WHAT THE TASK REQUIRES
Omit the pictures from the entries below and retype everything else exactly.
■ ■ ■ ■ ■ ■ ■
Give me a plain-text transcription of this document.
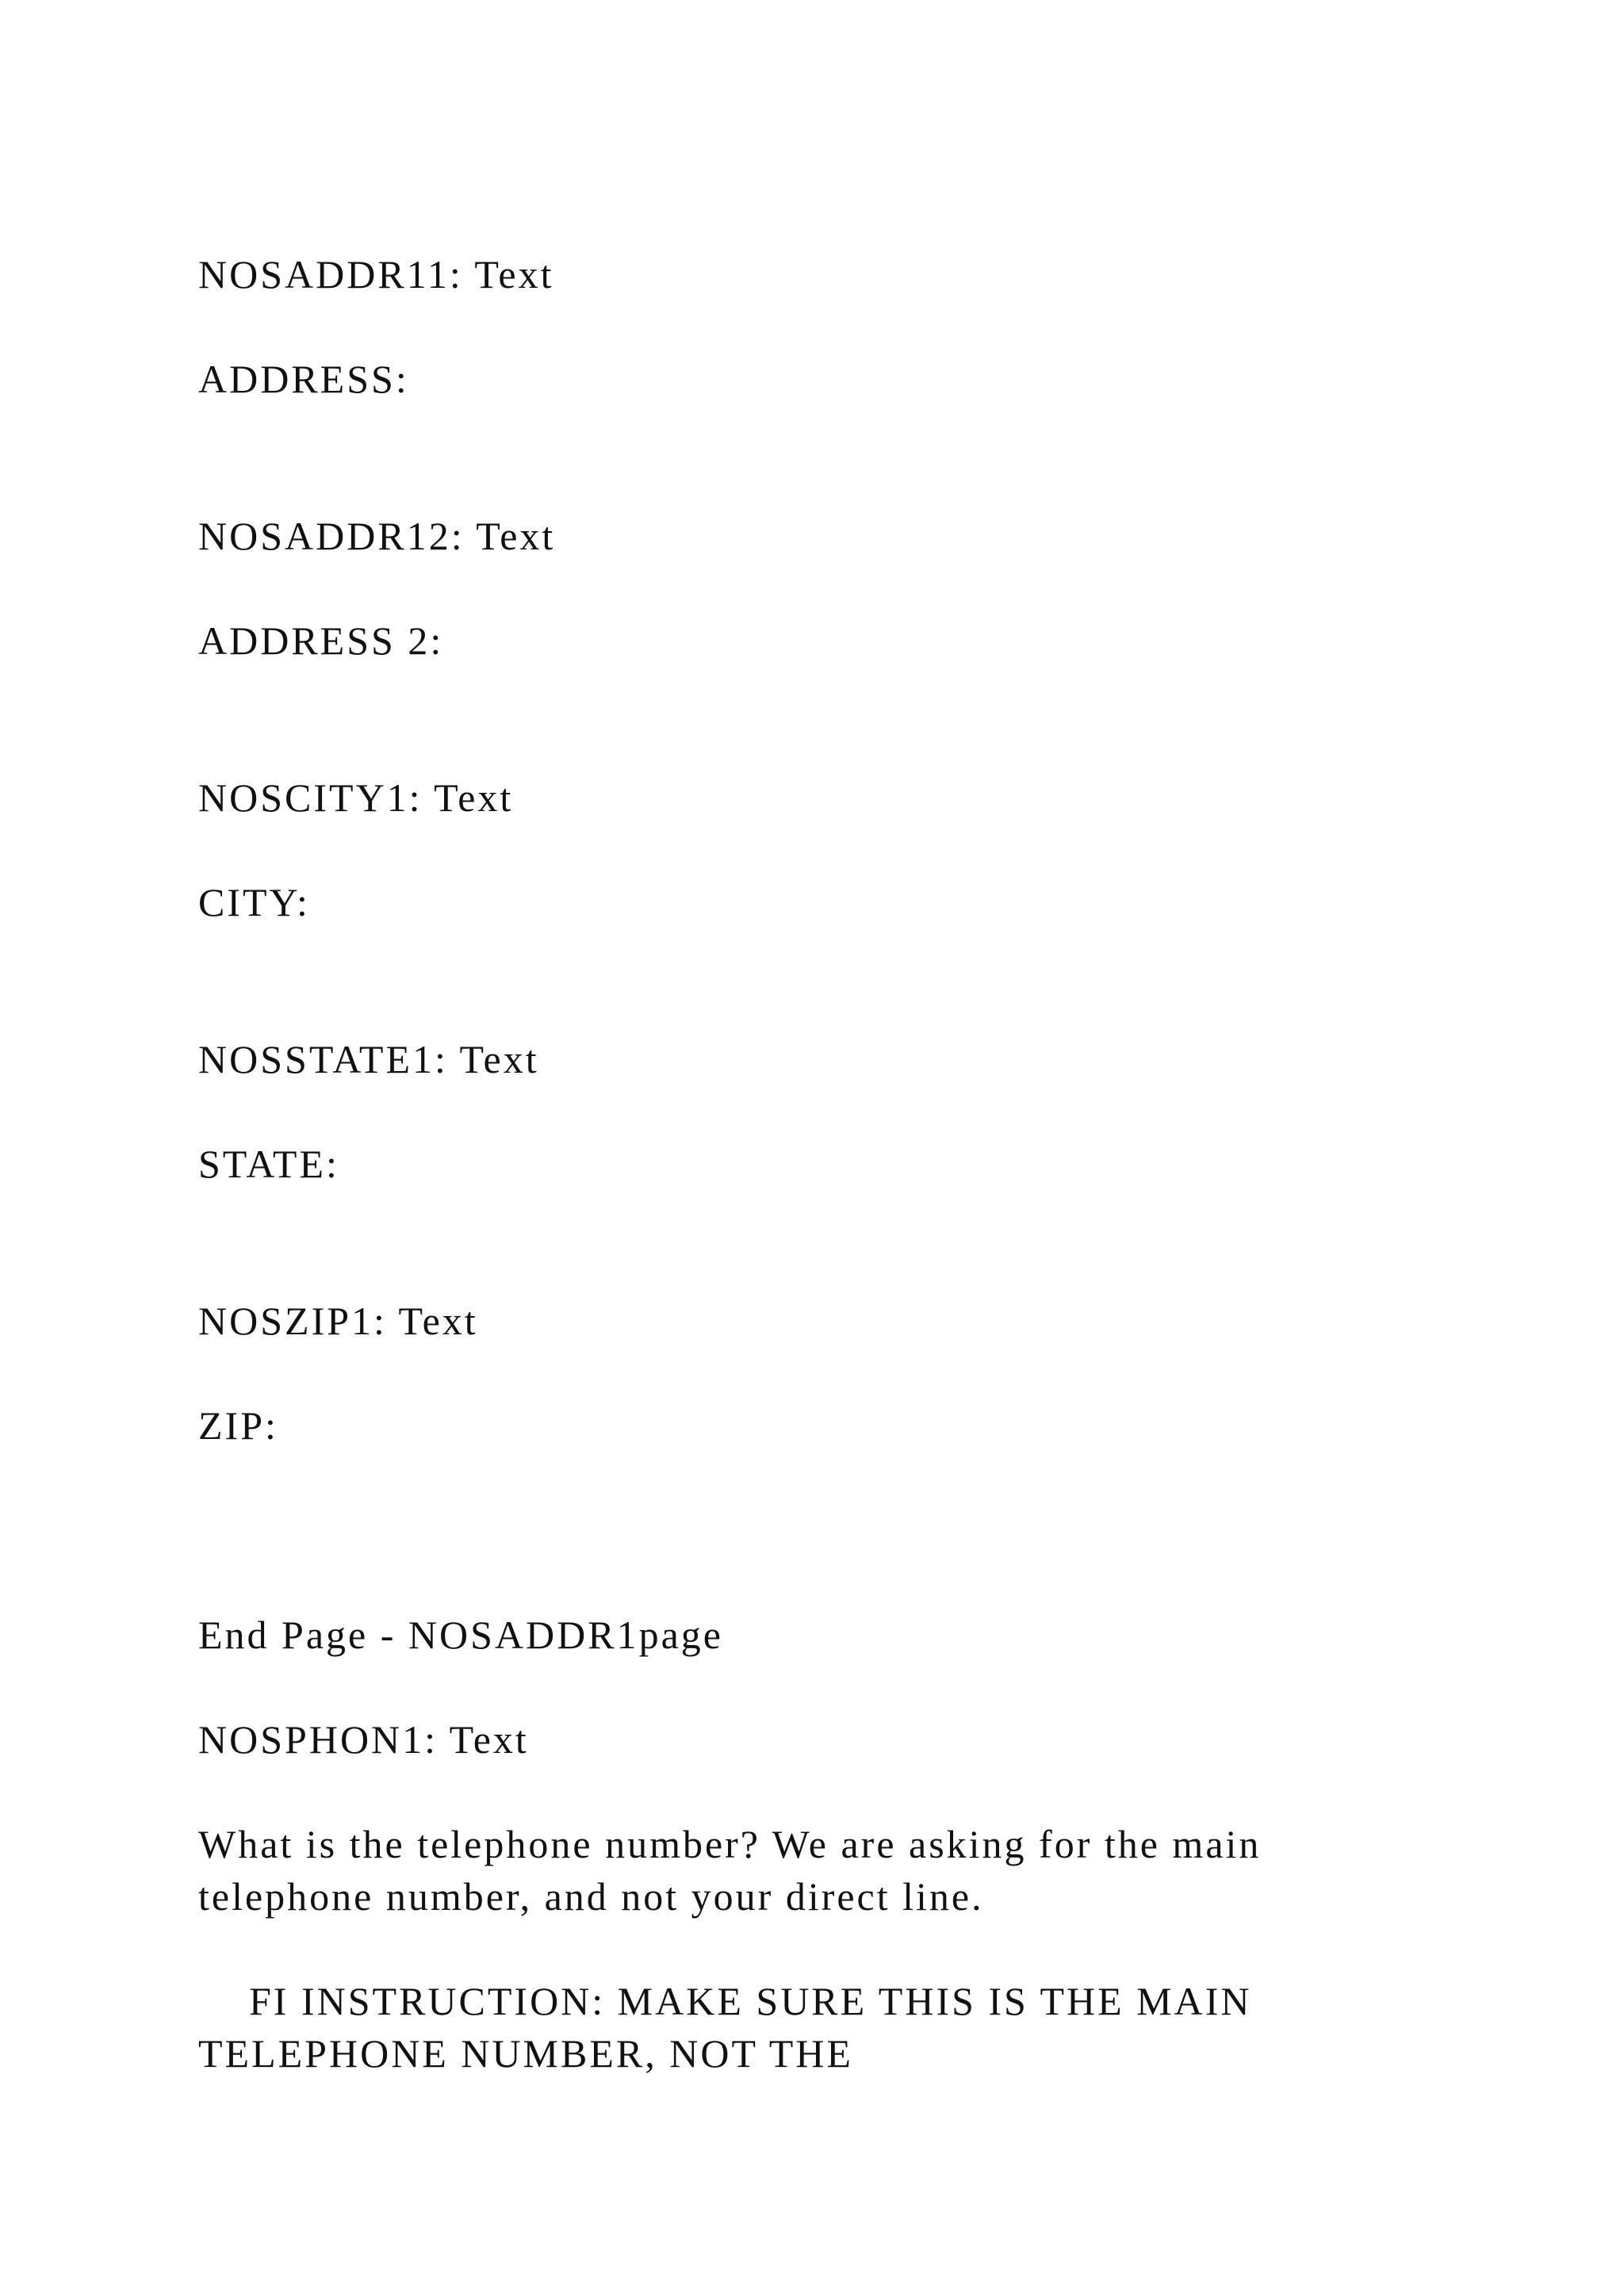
NOSADDR11: Text
ADDRESS:
NOSADDR12: Text
ADDRESS 2:
NOSCITY1: Text
CITY:
NOSSTATE1: Text
STATE:
NOSZIP1: Text
ZIP:
End Page - NOSADDR1page
NOSPHON1: Text
What is the telephone number? We are asking for the main telephone number, and not your direct line.
FI INSTRUCTION: MAKE SURE THIS IS THE MAIN TELEPHONE NUMBER, NOT THE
■ ■ ■ ■ ■ ■ ■
TASK RESULT
Give me a plain-text transcription of this document.
NOSADDR11: Text
ADDRESS:
NOSADDR12: Text
ADDRESS 2:
NOSCITY1: Text
CITY:
NOSSTATE1: Text
STATE:
NOSZIP1: Text
ZIP:
End Page - NOSADDR1page
NOSPHON1: Text
What is the telephone number? We are asking for the main telephone number, and not your direct line.
FI INSTRUCTION: MAKE SURE THIS IS THE MAIN TELEPHONE NUMBER, NOT THE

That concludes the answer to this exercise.